Requirement :: Set down, in full, every record in the block.

════════

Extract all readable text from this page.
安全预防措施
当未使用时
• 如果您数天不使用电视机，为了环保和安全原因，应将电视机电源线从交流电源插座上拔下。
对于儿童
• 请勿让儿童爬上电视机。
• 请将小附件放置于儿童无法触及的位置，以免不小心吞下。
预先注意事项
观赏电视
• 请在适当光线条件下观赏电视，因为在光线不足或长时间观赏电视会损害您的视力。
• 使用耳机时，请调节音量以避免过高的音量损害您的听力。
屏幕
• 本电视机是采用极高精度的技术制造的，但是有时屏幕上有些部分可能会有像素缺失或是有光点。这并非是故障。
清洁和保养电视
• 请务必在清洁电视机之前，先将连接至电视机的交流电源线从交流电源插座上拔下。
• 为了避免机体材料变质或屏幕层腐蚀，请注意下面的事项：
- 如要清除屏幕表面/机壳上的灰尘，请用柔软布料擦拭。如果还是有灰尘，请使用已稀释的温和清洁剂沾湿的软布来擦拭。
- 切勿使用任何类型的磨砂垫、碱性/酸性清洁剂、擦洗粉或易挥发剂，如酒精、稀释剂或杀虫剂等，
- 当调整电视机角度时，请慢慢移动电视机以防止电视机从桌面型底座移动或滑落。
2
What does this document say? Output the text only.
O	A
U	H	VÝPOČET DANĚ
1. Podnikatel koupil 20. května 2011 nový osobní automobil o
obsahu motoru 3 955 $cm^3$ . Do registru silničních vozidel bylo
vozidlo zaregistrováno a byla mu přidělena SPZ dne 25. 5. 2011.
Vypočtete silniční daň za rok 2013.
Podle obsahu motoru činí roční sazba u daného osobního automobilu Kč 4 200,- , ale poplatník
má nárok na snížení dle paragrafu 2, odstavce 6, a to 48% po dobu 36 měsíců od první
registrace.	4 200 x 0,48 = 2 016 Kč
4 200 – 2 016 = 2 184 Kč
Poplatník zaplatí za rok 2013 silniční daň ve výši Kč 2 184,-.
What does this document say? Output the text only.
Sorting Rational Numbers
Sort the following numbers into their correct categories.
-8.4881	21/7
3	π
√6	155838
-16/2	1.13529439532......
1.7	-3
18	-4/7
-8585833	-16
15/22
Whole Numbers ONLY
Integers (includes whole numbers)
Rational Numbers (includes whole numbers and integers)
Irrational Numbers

════════

Complete output ::
Extract all readable text from this page.
安全预防措施
当未使用时
• 如果您数天不使用电视机，为了环保和安全原因，应将电视机电源线从交流电源插座上拔下。
对于儿童
• 请勿让儿童爬上电视机。
• 请将小附件放置于儿童无法触及的位置，以免不小心吞下。
预先注意事项
观赏电视
• 请在适当光线条件下观赏电视，因为在光线不足或长时间观赏电视会损害您的视力。
• 使用耳机时，请调节音量以避免过高的音量损害您的听力。
屏幕
• 本电视机是采用极高精度的技术制造的，但是有时屏幕上有些部分可能会有像素缺失或是有光点。这并非是故障。
清洁和保养电视
• 请务必在清洁电视机之前，先将连接至电视机的交流电源线从交流电源插座上拔下。
• 为了避免机体材料变质或屏幕层腐蚀，请注意下面的事项：
- 如要清除屏幕表面/机壳上的灰尘，请用柔软布料擦拭。如果还是有灰尘，请使用已稀释的温和清洁剂沾湿的软布来擦拭。
- 切勿使用任何类型的磨砂垫、碱性/酸性清洁剂、擦洗粉或易挥发剂，如酒精、稀释剂或杀虫剂等，
- 当调整电视机角度时，请慢慢移动电视机以防止电视机从桌面型底座移动或滑落。
2
What does this document say? Output the text only.
O	A
U	H	VÝPOČET DANĚ
1. Podnikatel koupil 20. května 2011 nový osobní automobil o
obsahu motoru 3 955 $cm^3$ . Do registru silničních vozidel bylo
vozidlo zaregistrováno a byla mu přidělena SPZ dne 25. 5. 2011.
Vypočtete silniční daň za rok 2013.
Podle obsahu motoru činí roční sazba u daného osobního automobilu Kč 4 200,- , ale poplatník
má nárok na snížení dle paragrafu 2, odstavce 6, a to 48% po dobu 36 měsíců od první
registrace.	4 200 x 0,48 = 2 016 Kč
4 200 – 2 016 = 2 184 Kč
Poplatník zaplatí za rok 2013 silniční daň ve výši Kč 2 184,-.
What does this document say? Output the text only.
Sorting Rational Numbers
Sort the following numbers into their correct categories.
-8.4881	21/7
3	π
√6	155838
-16/2	1.13529439532......
1.7	-3
18	-4/7
-8585833	-16
15/22
Whole Numbers ONLY
Integers (includes whole numbers)
Rational Numbers (includes whole numbers and integers)
Irrational Numbers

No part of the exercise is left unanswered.